→ To do
Return each entry exactly, with none missing.

→ Data for this exercise
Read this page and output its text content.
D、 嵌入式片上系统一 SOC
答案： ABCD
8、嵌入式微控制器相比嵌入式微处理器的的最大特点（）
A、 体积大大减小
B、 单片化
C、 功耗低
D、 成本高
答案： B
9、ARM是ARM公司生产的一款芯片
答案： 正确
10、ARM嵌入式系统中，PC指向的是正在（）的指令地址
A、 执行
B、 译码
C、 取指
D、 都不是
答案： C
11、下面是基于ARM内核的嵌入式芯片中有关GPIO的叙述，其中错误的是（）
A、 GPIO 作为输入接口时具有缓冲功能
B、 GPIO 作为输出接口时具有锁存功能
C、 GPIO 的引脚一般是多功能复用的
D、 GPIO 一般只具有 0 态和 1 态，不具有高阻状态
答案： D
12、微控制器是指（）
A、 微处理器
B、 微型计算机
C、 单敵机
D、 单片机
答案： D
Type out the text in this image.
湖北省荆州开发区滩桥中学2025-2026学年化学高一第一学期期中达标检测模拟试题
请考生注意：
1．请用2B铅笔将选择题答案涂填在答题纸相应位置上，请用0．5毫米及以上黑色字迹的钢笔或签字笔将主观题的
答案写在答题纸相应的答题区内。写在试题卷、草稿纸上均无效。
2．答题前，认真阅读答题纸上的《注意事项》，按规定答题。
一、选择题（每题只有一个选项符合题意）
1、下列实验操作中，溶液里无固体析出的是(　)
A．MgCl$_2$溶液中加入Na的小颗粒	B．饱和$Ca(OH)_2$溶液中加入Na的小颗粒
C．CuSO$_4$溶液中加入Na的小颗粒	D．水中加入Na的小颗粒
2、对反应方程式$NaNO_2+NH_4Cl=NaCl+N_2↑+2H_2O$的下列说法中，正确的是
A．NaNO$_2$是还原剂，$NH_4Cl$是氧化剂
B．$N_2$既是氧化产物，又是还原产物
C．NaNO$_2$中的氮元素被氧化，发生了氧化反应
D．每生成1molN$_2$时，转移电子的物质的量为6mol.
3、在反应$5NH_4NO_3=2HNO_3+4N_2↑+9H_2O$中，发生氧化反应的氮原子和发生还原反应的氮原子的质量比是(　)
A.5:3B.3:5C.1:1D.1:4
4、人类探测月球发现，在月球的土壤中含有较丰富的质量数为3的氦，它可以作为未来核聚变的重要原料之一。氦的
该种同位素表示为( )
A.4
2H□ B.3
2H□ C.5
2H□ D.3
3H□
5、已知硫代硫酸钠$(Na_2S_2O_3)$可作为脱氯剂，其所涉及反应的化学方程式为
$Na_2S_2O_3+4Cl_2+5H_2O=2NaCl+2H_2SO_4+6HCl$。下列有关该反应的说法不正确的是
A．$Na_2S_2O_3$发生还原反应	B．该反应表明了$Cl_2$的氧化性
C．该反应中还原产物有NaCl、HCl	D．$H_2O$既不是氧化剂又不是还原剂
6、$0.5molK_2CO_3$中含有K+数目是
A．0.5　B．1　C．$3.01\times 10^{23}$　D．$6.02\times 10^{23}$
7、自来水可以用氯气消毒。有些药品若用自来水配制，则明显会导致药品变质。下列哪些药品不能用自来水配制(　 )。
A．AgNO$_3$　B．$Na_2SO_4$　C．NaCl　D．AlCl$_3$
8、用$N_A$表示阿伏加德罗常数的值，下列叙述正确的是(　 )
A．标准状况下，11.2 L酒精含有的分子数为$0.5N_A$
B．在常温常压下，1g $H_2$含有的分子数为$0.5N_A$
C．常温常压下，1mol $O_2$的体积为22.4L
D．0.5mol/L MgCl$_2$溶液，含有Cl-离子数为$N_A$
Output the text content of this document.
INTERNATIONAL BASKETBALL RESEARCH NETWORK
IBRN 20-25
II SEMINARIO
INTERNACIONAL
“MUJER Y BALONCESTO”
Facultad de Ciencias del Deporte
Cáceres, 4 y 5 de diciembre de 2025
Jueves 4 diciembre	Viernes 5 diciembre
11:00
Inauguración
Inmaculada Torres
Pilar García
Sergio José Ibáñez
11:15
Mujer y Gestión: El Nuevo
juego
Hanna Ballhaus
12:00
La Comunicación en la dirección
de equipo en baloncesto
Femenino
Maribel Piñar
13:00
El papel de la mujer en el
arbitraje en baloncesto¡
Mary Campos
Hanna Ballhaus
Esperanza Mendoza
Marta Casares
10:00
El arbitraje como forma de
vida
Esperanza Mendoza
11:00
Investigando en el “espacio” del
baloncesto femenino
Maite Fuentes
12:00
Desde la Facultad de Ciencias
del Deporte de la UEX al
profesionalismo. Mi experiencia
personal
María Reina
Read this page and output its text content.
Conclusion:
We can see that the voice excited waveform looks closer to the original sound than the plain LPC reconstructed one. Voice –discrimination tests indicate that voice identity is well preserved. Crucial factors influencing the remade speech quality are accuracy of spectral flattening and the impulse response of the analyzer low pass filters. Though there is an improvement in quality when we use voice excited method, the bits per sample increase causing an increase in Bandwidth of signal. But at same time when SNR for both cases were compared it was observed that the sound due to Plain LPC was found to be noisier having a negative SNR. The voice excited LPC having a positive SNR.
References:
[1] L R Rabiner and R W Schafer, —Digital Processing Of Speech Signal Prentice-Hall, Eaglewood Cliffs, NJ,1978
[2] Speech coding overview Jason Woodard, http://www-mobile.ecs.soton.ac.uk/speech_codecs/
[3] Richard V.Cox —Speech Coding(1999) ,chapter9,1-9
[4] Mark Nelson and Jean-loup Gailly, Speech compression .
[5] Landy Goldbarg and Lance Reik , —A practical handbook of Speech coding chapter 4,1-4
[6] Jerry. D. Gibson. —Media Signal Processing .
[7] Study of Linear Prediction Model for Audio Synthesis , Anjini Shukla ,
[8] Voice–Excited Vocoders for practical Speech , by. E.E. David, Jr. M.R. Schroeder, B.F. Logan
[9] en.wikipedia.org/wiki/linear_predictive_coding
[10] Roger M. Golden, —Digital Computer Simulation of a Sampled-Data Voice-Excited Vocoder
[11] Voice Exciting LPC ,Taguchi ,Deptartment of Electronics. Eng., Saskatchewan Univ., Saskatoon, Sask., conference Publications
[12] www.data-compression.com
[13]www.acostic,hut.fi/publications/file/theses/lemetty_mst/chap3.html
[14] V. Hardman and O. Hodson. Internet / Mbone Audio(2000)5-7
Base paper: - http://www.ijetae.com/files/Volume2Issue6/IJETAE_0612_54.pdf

→ Exercise result
Read this page and output its text content.
D、 嵌入式片上系统一 SOC
答案： ABCD
8、嵌入式微控制器相比嵌入式微处理器的的最大特点（）
A、 体积大大减小
B、 单片化
C、 功耗低
D、 成本高
答案： B
9、ARM是ARM公司生产的一款芯片
答案： 正确
10、ARM嵌入式系统中，PC指向的是正在（）的指令地址
A、 执行
B、 译码
C、 取指
D、 都不是
答案： C
11、下面是基于ARM内核的嵌入式芯片中有关GPIO的叙述，其中错误的是（）
A、 GPIO 作为输入接口时具有缓冲功能
B、 GPIO 作为输出接口时具有锁存功能
C、 GPIO 的引脚一般是多功能复用的
D、 GPIO 一般只具有 0 态和 1 态，不具有高阻状态
答案： D
12、微控制器是指（）
A、 微处理器
B、 微型计算机
C、 单敵机
D、 单片机
答案： D
Type out the text in this image.
湖北省荆州开发区滩桥中学2025-2026学年化学高一第一学期期中达标检测模拟试题
请考生注意：
1．请用2B铅笔将选择题答案涂填在答题纸相应位置上，请用0．5毫米及以上黑色字迹的钢笔或签字笔将主观题的
答案写在答题纸相应的答题区内。写在试题卷、草稿纸上均无效。
2．答题前，认真阅读答题纸上的《注意事项》，按规定答题。
一、选择题（每题只有一个选项符合题意）
1、下列实验操作中，溶液里无固体析出的是(　)
A．MgCl$_2$溶液中加入Na的小颗粒	B．饱和$Ca(OH)_2$溶液中加入Na的小颗粒
C．CuSO$_4$溶液中加入Na的小颗粒	D．水中加入Na的小颗粒
2、对反应方程式$NaNO_2+NH_4Cl=NaCl+N_2↑+2H_2O$的下列说法中，正确的是
A．NaNO$_2$是还原剂，$NH_4Cl$是氧化剂
B．$N_2$既是氧化产物，又是还原产物
C．NaNO$_2$中的氮元素被氧化，发生了氧化反应
D．每生成1molN$_2$时，转移电子的物质的量为6mol.
3、在反应$5NH_4NO_3=2HNO_3+4N_2↑+9H_2O$中，发生氧化反应的氮原子和发生还原反应的氮原子的质量比是(　)
A.5:3B.3:5C.1:1D.1:4
4、人类探测月球发现，在月球的土壤中含有较丰富的质量数为3的氦，它可以作为未来核聚变的重要原料之一。氦的
该种同位素表示为( )
A.4
2H□ B.3
2H□ C.5
2H□ D.3
3H□
5、已知硫代硫酸钠$(Na_2S_2O_3)$可作为脱氯剂，其所涉及反应的化学方程式为
$Na_2S_2O_3+4Cl_2+5H_2O=2NaCl+2H_2SO_4+6HCl$。下列有关该反应的说法不正确的是
A．$Na_2S_2O_3$发生还原反应	B．该反应表明了$Cl_2$的氧化性
C．该反应中还原产物有NaCl、HCl	D．$H_2O$既不是氧化剂又不是还原剂
6、$0.5molK_2CO_3$中含有K+数目是
A．0.5　B．1　C．$3.01\times 10^{23}$　D．$6.02\times 10^{23}$
7、自来水可以用氯气消毒。有些药品若用自来水配制，则明显会导致药品变质。下列哪些药品不能用自来水配制(　 )。
A．AgNO$_3$　B．$Na_2SO_4$　C．NaCl　D．AlCl$_3$
8、用$N_A$表示阿伏加德罗常数的值，下列叙述正确的是(　 )
A．标准状况下，11.2 L酒精含有的分子数为$0.5N_A$
B．在常温常压下，1g $H_2$含有的分子数为$0.5N_A$
C．常温常压下，1mol $O_2$的体积为22.4L
D．0.5mol/L MgCl$_2$溶液，含有Cl-离子数为$N_A$
Output the text content of this document.
INTERNATIONAL BASKETBALL RESEARCH NETWORK
IBRN 20-25
II SEMINARIO
INTERNACIONAL
“MUJER Y BALONCESTO”
Facultad de Ciencias del Deporte
Cáceres, 4 y 5 de diciembre de 2025
Jueves 4 diciembre	Viernes 5 diciembre
11:00
Inauguración
Inmaculada Torres
Pilar García
Sergio José Ibáñez
11:15
Mujer y Gestión: El Nuevo
juego
Hanna Ballhaus
12:00
La Comunicación en la dirección
de equipo en baloncesto
Femenino
Maribel Piñar
13:00
El papel de la mujer en el
arbitraje en baloncesto¡
Mary Campos
Hanna Ballhaus
Esperanza Mendoza
Marta Casares
10:00
El arbitraje como forma de
vida
Esperanza Mendoza
11:00
Investigando en el “espacio” del
baloncesto femenino
Maite Fuentes
12:00
Desde la Facultad de Ciencias
del Deporte de la UEX al
profesionalismo. Mi experiencia
personal
María Reina
Read this page and output its text content.
Conclusion:
We can see that the voice excited waveform looks closer to the original sound than the plain LPC reconstructed one. Voice –discrimination tests indicate that voice identity is well preserved. Crucial factors influencing the remade speech quality are accuracy of spectral flattening and the impulse response of the analyzer low pass filters. Though there is an improvement in quality when we use voice excited method, the bits per sample increase causing an increase in Bandwidth of signal. But at same time when SNR for both cases were compared it was observed that the sound due to Plain LPC was found to be noisier having a negative SNR. The voice excited LPC having a positive SNR.
References:
[1] L R Rabiner and R W Schafer, —Digital Processing Of Speech Signal Prentice-Hall, Eaglewood Cliffs, NJ,1978
[2] Speech coding overview Jason Woodard, http://www-mobile.ecs.soton.ac.uk/speech_codecs/
[3] Richard V.Cox —Speech Coding(1999) ,chapter9,1-9
[4] Mark Nelson and Jean-loup Gailly, Speech compression .
[5] Landy Goldbarg and Lance Reik , —A practical handbook of Speech coding chapter 4,1-4
[6] Jerry. D. Gibson. —Media Signal Processing .
[7] Study of Linear Prediction Model for Audio Synthesis , Anjini Shukla ,
[8] Voice–Excited Vocoders for practical Speech , by. E.E. David, Jr. M.R. Schroeder, B.F. Logan
[9] en.wikipedia.org/wiki/linear_predictive_coding
[10] Roger M. Golden, —Digital Computer Simulation of a Sampled-Data Voice-Excited Vocoder
[11] Voice Exciting LPC ,Taguchi ,Deptartment of Electronics. Eng., Saskatchewan Univ., Saskatoon, Sask., conference Publications
[12] www.data-compression.com
[13]www.acostic,hut.fi/publications/file/theses/lemetty_mst/chap3.html
[14] V. Hardman and O. Hodson. Internet / Mbone Audio(2000)5-7
Base paper: - http://www.ijetae.com/files/Volume2Issue6/IJETAE_0612_54.pdf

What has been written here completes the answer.